-- Dataset content start --
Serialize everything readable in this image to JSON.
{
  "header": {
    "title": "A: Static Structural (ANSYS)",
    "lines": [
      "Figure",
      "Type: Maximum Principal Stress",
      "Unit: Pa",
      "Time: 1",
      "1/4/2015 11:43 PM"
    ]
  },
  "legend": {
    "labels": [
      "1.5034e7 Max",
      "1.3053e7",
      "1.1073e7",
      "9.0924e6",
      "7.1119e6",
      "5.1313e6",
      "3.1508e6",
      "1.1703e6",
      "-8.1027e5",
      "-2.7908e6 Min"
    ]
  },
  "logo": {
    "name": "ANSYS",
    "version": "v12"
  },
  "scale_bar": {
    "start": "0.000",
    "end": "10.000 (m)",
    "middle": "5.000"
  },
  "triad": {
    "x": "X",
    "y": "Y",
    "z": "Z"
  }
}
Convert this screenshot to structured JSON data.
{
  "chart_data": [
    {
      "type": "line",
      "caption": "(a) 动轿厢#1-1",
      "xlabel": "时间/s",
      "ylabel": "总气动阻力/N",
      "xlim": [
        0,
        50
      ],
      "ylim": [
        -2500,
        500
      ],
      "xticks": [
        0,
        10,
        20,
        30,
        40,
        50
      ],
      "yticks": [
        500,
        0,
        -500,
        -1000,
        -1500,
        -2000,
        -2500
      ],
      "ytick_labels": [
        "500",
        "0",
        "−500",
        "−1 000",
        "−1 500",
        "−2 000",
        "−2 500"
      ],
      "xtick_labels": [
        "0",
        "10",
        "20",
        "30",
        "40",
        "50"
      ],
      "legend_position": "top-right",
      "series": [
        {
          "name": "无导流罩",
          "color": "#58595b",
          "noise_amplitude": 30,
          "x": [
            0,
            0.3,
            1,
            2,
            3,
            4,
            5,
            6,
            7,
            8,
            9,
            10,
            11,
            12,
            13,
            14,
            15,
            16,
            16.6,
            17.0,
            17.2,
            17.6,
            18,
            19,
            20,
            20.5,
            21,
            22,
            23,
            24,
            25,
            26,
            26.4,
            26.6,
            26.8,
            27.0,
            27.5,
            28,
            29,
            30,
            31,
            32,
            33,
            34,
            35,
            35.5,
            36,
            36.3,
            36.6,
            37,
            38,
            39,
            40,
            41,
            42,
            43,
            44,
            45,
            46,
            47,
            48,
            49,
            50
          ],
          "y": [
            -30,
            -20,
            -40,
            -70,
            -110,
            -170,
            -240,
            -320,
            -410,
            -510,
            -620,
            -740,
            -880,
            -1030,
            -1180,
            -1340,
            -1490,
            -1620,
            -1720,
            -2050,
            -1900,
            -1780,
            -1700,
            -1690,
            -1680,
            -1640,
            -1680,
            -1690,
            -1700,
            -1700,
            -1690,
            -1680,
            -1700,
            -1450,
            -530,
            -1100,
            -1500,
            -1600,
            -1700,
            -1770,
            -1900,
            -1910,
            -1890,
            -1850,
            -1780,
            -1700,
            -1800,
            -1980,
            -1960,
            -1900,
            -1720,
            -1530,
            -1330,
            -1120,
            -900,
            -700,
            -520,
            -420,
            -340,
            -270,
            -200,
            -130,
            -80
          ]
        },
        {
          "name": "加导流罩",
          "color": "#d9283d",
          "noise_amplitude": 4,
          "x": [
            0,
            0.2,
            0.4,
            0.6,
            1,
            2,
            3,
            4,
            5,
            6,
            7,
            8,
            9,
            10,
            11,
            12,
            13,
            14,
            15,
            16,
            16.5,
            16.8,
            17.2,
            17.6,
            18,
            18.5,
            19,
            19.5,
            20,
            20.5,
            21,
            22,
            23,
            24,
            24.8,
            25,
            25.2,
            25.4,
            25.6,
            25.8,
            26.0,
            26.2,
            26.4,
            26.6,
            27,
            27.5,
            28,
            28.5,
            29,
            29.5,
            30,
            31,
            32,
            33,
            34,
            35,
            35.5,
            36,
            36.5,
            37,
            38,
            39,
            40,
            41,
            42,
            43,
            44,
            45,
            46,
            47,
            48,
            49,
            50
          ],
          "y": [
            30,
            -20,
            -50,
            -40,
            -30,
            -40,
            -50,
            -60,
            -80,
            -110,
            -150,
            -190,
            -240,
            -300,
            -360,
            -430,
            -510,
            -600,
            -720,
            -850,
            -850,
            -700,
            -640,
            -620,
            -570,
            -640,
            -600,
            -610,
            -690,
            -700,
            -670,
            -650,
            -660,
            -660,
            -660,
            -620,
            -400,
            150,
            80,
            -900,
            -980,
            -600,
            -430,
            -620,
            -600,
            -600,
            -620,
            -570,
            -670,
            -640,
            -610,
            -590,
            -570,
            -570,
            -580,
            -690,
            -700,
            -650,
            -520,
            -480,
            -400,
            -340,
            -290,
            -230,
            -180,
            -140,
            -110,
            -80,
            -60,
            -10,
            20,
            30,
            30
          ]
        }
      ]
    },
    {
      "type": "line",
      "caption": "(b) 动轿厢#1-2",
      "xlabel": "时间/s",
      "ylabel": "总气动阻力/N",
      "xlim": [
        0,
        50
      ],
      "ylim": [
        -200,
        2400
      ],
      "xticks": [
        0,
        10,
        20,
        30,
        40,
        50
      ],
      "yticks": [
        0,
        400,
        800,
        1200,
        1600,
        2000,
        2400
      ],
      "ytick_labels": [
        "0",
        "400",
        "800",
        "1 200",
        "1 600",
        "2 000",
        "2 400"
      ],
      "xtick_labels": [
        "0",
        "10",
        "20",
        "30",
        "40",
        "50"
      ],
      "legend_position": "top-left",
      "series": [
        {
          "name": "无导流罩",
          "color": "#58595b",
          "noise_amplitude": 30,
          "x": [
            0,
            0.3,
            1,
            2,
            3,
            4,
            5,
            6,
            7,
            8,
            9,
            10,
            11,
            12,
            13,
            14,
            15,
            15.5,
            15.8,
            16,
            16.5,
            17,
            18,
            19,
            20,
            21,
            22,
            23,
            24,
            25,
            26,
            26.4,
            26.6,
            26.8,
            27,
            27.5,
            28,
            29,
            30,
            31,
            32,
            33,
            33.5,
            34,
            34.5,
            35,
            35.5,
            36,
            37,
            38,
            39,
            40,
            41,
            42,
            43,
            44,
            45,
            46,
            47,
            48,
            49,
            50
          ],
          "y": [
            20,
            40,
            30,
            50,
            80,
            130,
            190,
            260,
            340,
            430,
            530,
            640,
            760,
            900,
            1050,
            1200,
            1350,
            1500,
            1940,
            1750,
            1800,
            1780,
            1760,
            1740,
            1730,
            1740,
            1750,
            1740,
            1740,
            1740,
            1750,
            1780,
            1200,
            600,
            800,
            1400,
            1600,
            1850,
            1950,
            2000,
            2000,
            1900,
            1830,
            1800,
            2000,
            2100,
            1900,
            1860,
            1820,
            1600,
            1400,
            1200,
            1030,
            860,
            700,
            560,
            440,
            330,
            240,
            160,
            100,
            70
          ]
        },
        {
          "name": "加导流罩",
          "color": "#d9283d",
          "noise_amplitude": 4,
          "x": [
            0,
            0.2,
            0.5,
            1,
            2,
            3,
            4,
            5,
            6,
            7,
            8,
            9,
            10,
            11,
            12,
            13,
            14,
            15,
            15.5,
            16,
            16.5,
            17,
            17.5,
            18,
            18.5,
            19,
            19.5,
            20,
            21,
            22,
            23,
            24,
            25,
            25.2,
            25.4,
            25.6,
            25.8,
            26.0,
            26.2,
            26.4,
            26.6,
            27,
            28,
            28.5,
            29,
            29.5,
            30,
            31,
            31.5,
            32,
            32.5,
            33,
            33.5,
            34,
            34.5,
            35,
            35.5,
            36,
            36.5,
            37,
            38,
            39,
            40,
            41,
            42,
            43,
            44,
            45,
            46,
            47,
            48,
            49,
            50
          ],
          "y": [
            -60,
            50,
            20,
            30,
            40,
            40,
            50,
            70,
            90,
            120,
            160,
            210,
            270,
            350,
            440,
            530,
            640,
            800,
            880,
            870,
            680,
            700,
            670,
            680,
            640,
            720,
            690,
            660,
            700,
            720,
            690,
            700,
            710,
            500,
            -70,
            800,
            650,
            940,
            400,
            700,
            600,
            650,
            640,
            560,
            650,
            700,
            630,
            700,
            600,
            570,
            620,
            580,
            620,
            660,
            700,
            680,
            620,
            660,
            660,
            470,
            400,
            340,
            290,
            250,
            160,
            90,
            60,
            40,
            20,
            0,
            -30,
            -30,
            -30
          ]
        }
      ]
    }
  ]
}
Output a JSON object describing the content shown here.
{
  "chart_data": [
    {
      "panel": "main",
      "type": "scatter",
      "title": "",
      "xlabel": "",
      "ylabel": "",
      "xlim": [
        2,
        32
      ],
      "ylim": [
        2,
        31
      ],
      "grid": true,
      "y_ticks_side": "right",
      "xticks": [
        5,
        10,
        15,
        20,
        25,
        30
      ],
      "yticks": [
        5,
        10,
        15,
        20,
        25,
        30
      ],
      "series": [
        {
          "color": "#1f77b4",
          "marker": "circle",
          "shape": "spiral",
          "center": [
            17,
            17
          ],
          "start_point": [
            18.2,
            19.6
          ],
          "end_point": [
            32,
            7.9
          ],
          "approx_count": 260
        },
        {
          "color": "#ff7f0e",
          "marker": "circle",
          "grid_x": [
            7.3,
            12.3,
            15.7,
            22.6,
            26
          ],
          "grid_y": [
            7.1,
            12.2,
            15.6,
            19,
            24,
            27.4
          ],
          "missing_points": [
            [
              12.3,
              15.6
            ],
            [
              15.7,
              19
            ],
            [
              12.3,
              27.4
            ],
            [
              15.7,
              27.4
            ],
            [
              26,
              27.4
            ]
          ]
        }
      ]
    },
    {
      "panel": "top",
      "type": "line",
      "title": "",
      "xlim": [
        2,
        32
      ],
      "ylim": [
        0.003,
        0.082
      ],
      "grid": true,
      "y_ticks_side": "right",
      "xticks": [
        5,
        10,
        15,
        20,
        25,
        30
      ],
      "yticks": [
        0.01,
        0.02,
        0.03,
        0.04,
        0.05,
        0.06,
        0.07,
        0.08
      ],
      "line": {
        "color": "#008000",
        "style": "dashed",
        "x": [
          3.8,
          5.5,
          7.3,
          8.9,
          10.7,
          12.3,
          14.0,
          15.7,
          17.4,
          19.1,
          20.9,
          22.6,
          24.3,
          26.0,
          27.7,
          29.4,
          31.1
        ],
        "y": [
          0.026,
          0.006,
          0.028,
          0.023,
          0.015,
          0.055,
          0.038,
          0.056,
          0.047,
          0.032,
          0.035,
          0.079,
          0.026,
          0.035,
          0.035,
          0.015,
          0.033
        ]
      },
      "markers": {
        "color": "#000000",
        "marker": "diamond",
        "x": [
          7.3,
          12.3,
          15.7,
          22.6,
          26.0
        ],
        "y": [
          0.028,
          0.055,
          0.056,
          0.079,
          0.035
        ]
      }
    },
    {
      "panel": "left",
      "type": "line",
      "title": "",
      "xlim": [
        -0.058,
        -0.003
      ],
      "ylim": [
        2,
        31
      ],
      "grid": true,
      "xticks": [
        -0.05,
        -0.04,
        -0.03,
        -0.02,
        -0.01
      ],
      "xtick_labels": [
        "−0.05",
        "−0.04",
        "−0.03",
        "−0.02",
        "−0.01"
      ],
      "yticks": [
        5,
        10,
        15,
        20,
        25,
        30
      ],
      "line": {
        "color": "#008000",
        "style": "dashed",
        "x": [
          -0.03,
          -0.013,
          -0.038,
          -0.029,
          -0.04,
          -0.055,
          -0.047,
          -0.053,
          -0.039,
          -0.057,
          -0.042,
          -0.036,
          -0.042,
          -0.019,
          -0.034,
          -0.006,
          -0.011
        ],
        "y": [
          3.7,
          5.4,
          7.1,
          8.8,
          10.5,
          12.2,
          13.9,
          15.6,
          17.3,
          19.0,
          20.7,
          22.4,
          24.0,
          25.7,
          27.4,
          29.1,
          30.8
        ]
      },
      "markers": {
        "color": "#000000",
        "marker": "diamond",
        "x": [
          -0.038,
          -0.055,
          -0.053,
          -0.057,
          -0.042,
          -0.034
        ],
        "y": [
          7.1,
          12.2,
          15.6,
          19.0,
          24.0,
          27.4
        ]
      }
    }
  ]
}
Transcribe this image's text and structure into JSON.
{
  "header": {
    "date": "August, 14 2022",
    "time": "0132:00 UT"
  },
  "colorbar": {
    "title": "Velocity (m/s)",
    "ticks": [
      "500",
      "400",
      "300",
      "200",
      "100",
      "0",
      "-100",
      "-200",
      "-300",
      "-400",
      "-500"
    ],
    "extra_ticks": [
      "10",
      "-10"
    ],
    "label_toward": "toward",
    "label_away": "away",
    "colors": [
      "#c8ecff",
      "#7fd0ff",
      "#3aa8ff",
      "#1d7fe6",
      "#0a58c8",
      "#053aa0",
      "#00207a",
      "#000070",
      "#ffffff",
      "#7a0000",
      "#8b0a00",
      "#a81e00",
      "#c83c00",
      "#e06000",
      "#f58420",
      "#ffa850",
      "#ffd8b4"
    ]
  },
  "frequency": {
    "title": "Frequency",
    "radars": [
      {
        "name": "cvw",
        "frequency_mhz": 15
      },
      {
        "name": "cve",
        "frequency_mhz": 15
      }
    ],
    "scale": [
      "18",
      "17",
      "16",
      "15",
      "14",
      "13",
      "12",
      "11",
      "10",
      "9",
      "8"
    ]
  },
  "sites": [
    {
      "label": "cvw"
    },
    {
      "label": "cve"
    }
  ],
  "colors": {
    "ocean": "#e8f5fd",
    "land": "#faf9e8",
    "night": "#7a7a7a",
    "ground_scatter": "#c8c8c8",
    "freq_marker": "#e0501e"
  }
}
-- Dataset content end --
# [Task]
Check each line of the records above for the string "left", and report every line that has it.

# [Written response]
      "legend_position": "top-left",
      "panel": "left",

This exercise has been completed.